Exercise details.
Transcribe the material in full, exactly as written.

Supplied data.
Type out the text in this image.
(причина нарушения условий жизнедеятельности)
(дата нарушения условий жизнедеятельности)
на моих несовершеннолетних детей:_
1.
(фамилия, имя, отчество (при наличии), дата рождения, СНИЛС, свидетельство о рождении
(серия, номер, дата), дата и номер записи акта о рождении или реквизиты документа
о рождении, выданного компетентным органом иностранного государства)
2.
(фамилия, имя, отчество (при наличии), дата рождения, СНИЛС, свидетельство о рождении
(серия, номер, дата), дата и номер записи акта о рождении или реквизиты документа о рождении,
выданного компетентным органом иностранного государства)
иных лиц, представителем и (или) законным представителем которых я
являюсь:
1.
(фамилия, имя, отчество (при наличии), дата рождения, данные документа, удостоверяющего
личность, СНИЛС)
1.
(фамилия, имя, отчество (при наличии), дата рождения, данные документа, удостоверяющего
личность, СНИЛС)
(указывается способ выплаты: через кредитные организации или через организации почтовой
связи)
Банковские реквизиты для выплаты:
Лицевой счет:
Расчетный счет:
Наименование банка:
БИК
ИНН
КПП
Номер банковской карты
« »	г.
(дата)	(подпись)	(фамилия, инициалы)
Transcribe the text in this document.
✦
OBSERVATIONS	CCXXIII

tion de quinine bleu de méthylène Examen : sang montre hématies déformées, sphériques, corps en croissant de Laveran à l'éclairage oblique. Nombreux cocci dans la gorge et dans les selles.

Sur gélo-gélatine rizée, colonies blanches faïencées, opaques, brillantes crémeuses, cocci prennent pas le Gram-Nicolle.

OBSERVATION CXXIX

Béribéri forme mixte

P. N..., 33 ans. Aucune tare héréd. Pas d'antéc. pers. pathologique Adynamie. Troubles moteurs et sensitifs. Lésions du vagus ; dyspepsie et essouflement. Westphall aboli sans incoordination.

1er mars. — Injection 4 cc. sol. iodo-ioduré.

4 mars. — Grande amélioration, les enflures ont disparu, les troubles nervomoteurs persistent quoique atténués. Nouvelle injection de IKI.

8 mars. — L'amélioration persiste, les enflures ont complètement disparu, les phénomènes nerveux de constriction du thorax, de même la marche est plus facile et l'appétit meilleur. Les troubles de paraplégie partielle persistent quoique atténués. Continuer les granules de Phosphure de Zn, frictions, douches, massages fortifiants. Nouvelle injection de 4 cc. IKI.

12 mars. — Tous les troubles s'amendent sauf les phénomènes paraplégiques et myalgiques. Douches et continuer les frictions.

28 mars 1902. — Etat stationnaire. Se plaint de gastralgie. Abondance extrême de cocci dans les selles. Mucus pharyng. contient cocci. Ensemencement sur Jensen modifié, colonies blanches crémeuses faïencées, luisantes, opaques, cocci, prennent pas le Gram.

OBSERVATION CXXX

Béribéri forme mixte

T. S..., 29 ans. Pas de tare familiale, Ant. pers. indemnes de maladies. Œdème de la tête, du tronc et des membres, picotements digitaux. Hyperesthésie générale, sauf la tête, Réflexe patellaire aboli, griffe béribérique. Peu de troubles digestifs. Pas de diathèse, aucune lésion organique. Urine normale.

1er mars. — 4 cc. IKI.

Answer to this exercise.
Type out the text in this image.
(причина нарушения условий жизнедеятельности)
(дата нарушения условий жизнедеятельности)
на моих несовершеннолетних детей:_
1.
(фамилия, имя, отчество (при наличии), дата рождения, СНИЛС, свидетельство о рождении
(серия, номер, дата), дата и номер записи акта о рождении или реквизиты документа
о рождении, выданного компетентным органом иностранного государства)
2.
(фамилия, имя, отчество (при наличии), дата рождения, СНИЛС, свидетельство о рождении
(серия, номер, дата), дата и номер записи акта о рождении или реквизиты документа о рождении,
выданного компетентным органом иностранного государства)
иных лиц, представителем и (или) законным представителем которых я
являюсь:
1.
(фамилия, имя, отчество (при наличии), дата рождения, данные документа, удостоверяющего
личность, СНИЛС)
1.
(фамилия, имя, отчество (при наличии), дата рождения, данные документа, удостоверяющего
личность, СНИЛС)
(указывается способ выплаты: через кредитные организации или через организации почтовой
связи)
Банковские реквизиты для выплаты:
Лицевой счет:
Расчетный счет:
Наименование банка:
БИК
ИНН
КПП
Номер банковской карты
« »	г.
(дата)	(подпись)	(фамилия, инициалы)
Transcribe the text in this document.
✦
OBSERVATIONS	CCXXIII

tion de quinine bleu de méthylène Examen : sang montre hématies déformées, sphériques, corps en croissant de Laveran à l'éclairage oblique. Nombreux cocci dans la gorge et dans les selles.

Sur gélo-gélatine rizée, colonies blanches faïencées, opaques, brillantes crémeuses, cocci prennent pas le Gram-Nicolle.

OBSERVATION CXXIX

Béribéri forme mixte

P. N..., 33 ans. Aucune tare héréd. Pas d'antéc. pers. pathologique Adynamie. Troubles moteurs et sensitifs. Lésions du vagus ; dyspepsie et essouflement. Westphall aboli sans incoordination.

1er mars. — Injection 4 cc. sol. iodo-ioduré.

4 mars. — Grande amélioration, les enflures ont disparu, les troubles nervomoteurs persistent quoique atténués. Nouvelle injection de IKI.

8 mars. — L'amélioration persiste, les enflures ont complètement disparu, les phénomènes nerveux de constriction du thorax, de même la marche est plus facile et l'appétit meilleur. Les troubles de paraplégie partielle persistent quoique atténués. Continuer les granules de Phosphure de Zn, frictions, douches, massages fortifiants. Nouvelle injection de 4 cc. IKI.

12 mars. — Tous les troubles s'amendent sauf les phénomènes paraplégiques et myalgiques. Douches et continuer les frictions.

28 mars 1902. — Etat stationnaire. Se plaint de gastralgie. Abondance extrême de cocci dans les selles. Mucus pharyng. contient cocci. Ensemencement sur Jensen modifié, colonies blanches crémeuses faïencées, luisantes, opaques, cocci, prennent pas le Gram.

OBSERVATION CXXX

Béribéri forme mixte

T. S..., 29 ans. Pas de tare familiale, Ant. pers. indemnes de maladies. Œdème de la tête, du tronc et des membres, picotements digitaux. Hyperesthésie générale, sauf la tête, Réflexe patellaire aboli, griffe béribérique. Peu de troubles digestifs. Pas de diathèse, aucune lésion organique. Urine normale.

1er mars. — 4 cc. IKI.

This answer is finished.